#### What you should do:
Print the stretch of the Hannibal Tavares text from "American politician (1919–1998)" through "September 24, 1919." exactly as it appears.

Start of Study text

2nd Mayor of Maui
- In office October 1979 – January 2, 1991
- Preceded by: Elmer F. Cravalho
- Succeeded by: Linda Lingle

Personal details
- Born: September 24, 1919 Makawao, Territory of Hawaii, U.S.
- Died: January 17, 1998 (aged 78) Wailuku, Hawaii, U.S.
- Spouse: Harriet Tavares

= Hannibal Tavares =

American politician (1919–1998)

Hannibal M. Tavares (September 24, 1919 – January 17, 1998) was an American politician who served as the 2nd Mayor of Maui from October 1979 until January 2, 1991. He was the longest-serving mayor of Maui.

==Life==
Tavares was born in Makawao, Maui, Hawaii, on September 24, 1919.

In 1978, Maui Mayor Elmer Cravalho won reelection to a second term, but he suddenly left office only months later. The vacancy left by Cravalho's resignation necessitated a special mayoral election. In October 1979, Hannibal Tavares won the special mayoral election to complete the remainder of Cravalho's term.

End of Study text
Start of Given information

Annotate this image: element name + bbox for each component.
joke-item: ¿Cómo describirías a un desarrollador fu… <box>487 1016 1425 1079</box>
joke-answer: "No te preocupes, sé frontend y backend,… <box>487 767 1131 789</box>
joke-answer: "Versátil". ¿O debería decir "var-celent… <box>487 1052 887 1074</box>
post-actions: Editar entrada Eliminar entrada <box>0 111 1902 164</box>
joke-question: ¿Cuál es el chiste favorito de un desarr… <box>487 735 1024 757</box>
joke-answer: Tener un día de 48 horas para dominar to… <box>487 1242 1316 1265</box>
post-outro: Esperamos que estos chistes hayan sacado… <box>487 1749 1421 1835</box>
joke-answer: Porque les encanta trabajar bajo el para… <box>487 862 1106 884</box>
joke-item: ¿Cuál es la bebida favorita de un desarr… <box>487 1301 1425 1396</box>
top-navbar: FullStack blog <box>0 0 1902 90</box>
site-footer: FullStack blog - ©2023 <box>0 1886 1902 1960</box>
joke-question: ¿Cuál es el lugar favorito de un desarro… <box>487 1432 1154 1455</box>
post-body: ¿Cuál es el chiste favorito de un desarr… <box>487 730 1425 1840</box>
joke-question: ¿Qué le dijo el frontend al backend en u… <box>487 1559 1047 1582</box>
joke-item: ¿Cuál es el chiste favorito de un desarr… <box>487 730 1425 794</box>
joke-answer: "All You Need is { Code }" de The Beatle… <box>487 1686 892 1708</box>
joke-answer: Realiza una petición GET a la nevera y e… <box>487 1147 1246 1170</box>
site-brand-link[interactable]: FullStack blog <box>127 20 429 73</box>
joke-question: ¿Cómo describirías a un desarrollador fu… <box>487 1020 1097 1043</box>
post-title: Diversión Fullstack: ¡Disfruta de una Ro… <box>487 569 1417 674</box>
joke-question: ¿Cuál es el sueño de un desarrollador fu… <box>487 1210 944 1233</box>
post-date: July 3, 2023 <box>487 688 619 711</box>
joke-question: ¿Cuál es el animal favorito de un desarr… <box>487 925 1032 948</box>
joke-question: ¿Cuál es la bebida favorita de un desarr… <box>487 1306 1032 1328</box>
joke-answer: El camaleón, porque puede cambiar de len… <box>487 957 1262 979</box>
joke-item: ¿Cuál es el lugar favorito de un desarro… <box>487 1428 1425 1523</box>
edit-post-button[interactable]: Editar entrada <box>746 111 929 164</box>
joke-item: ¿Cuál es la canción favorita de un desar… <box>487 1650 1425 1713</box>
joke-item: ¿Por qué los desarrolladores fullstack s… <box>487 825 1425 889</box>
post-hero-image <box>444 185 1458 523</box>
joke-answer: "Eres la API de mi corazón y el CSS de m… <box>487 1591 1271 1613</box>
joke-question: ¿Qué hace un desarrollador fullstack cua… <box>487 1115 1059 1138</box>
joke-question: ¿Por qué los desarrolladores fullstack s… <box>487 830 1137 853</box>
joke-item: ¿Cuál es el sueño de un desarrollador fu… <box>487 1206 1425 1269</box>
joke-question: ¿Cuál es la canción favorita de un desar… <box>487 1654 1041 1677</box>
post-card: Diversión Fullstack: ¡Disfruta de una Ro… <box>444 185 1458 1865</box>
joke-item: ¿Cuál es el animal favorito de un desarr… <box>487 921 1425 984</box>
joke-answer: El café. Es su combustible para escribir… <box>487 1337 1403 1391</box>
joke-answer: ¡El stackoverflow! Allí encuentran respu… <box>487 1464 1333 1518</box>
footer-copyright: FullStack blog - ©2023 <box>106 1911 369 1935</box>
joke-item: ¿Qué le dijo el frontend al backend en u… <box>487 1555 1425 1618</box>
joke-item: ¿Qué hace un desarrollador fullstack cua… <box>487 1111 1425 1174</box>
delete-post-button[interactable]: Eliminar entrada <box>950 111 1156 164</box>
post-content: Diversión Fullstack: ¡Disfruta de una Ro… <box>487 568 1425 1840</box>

End of Given information

#### Response:
American politician (1919–1998)

Hannibal M. Tavares (September 24, 1919 – January 17, 1998) was an American politician who served as the 2nd Mayor of Maui from October 1979 until January 2, 1991. He was the longest-serving mayor of Maui.

==Life==
Tavares was born in Makawao, Maui, Hawaii, on September 24, 1919.